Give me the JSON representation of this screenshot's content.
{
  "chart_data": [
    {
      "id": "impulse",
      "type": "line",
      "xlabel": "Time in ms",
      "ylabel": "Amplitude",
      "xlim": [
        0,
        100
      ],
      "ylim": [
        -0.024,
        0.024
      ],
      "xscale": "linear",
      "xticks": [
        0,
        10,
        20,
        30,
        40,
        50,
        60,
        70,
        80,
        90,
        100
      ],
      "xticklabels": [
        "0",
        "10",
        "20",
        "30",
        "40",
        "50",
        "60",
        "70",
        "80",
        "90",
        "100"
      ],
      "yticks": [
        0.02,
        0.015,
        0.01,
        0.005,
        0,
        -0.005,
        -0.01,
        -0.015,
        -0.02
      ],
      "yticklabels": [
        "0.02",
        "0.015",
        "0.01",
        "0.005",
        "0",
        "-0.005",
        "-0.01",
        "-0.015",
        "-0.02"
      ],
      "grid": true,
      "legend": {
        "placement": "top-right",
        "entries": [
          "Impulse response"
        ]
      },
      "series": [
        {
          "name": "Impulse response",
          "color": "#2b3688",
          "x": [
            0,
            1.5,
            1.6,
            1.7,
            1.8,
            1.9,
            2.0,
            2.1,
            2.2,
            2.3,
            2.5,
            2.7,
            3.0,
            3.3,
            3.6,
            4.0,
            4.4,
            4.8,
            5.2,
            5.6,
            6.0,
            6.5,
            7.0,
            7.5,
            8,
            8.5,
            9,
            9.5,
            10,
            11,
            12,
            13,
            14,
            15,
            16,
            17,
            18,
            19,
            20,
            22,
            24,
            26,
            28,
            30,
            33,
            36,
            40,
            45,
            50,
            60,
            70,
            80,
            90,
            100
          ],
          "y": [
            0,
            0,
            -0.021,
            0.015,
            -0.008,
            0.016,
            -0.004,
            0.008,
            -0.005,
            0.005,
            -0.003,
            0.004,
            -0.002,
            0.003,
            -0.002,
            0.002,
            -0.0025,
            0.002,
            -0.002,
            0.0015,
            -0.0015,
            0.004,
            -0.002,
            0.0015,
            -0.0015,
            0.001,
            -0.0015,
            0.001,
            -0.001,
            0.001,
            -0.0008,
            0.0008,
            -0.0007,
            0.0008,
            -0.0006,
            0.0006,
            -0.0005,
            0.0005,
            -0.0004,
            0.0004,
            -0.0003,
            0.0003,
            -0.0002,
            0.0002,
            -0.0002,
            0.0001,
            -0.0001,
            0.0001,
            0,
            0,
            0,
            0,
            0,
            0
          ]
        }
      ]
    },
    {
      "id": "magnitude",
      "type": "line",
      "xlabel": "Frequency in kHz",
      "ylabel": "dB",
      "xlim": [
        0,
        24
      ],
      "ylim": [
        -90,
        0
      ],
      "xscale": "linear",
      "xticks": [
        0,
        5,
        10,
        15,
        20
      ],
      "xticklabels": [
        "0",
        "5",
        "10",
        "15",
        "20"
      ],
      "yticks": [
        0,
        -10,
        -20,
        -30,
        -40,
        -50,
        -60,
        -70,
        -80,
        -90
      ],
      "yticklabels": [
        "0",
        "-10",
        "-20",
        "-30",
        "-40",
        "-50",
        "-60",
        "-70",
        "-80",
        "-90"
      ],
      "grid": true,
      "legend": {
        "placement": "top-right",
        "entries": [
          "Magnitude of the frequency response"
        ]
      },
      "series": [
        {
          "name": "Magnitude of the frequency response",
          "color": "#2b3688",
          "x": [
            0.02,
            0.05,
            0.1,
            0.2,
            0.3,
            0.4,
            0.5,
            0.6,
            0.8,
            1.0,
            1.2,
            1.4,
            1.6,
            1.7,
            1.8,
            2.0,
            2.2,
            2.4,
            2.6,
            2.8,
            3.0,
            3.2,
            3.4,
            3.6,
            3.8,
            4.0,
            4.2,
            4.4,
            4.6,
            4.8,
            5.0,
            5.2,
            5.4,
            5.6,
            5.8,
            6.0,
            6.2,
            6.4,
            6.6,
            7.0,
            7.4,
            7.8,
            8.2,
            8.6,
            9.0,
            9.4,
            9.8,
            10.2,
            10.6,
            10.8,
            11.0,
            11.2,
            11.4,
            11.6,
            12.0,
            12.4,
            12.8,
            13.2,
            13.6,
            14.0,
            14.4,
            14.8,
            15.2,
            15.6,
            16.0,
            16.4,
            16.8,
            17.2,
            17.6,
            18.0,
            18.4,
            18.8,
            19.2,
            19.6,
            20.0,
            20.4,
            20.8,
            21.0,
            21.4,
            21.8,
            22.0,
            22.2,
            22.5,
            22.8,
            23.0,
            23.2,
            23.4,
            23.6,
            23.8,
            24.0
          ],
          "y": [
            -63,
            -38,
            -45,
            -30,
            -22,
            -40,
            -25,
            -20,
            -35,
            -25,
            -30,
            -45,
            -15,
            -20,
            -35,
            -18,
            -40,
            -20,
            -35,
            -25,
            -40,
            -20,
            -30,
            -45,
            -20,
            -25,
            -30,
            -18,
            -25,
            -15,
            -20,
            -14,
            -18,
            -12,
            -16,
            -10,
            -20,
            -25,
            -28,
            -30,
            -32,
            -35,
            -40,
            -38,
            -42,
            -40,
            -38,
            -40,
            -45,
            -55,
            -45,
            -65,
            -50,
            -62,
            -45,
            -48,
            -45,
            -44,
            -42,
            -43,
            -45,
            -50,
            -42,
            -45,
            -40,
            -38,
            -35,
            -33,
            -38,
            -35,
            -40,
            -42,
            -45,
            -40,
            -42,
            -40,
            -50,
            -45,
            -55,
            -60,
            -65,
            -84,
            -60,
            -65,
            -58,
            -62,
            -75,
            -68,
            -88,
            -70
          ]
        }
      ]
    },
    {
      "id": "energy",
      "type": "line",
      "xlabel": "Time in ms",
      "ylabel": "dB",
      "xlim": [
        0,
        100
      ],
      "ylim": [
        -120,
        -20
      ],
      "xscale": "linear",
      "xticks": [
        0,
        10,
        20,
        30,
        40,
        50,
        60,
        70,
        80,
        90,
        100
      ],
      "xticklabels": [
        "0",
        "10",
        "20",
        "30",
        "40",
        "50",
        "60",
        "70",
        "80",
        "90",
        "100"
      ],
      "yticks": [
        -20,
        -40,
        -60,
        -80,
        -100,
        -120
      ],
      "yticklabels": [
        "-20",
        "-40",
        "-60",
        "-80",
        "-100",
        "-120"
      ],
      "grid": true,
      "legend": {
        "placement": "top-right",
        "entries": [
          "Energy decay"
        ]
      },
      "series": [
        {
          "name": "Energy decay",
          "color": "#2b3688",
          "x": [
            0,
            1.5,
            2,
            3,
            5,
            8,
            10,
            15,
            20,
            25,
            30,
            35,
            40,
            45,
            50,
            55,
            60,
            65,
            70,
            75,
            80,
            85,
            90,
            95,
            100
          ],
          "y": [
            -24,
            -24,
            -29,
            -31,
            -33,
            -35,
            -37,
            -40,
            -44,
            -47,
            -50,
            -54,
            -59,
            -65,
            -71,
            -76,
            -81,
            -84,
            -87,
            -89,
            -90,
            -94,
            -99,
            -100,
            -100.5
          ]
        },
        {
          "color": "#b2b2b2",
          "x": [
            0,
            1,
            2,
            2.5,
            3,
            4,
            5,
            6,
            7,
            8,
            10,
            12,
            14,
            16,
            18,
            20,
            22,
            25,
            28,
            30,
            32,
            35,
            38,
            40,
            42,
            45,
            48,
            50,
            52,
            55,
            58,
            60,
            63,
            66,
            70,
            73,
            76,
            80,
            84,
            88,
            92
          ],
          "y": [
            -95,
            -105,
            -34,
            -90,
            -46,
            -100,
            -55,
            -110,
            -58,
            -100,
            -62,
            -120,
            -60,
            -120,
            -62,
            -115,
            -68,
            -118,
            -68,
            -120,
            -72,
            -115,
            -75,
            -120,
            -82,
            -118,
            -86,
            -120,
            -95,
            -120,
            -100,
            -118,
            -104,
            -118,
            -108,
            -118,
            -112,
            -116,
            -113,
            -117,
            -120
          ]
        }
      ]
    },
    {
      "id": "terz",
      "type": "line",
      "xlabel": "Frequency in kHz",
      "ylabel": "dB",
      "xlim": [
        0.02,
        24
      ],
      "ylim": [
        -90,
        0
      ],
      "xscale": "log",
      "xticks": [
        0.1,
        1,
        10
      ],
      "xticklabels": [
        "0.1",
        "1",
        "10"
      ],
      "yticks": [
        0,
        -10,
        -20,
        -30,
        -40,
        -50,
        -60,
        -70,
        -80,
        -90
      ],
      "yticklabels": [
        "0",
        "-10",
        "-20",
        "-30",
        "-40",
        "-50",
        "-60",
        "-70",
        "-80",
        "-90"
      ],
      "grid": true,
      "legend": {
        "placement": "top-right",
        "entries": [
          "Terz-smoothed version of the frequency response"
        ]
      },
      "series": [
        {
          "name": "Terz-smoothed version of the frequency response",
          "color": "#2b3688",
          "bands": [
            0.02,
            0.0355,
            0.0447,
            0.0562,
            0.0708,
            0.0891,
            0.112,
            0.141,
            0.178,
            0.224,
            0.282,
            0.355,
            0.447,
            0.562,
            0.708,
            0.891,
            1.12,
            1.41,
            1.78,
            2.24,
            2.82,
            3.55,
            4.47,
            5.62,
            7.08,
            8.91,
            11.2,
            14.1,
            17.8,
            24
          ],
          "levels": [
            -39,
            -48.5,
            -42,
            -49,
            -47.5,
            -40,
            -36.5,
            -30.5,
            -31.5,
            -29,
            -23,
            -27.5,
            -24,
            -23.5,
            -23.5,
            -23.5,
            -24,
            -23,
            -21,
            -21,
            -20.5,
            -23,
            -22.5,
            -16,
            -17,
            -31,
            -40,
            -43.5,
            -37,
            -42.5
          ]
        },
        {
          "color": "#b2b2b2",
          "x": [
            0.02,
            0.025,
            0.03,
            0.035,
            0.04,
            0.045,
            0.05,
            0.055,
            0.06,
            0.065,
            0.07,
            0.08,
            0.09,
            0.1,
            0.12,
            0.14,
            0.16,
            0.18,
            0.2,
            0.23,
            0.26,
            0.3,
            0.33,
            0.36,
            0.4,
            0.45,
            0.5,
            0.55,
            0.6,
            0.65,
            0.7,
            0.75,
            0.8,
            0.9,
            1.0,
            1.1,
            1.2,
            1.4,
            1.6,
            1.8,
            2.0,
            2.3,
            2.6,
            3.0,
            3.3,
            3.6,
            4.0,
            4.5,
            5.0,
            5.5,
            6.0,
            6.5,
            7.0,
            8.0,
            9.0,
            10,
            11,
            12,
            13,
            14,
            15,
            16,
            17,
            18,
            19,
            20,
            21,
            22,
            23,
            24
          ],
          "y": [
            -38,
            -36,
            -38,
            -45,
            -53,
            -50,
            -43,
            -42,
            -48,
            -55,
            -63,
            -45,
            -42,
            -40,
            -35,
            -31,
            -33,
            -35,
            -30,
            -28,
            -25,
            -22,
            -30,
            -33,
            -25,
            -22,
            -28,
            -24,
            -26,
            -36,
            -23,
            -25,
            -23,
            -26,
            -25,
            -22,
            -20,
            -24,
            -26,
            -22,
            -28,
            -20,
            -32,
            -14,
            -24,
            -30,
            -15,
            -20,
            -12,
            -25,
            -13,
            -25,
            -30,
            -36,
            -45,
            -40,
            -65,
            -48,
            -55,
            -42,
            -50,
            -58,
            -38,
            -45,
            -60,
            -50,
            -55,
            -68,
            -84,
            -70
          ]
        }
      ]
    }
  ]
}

::::::::::

Set task »
From the listing above, pick out every line containing "name".

Response to the task »
          "name": "Impulse response",
          "name": "Magnitude of the frequency response",
          "name": "Energy decay",
          "name": "Terz-smoothed version of the frequency response",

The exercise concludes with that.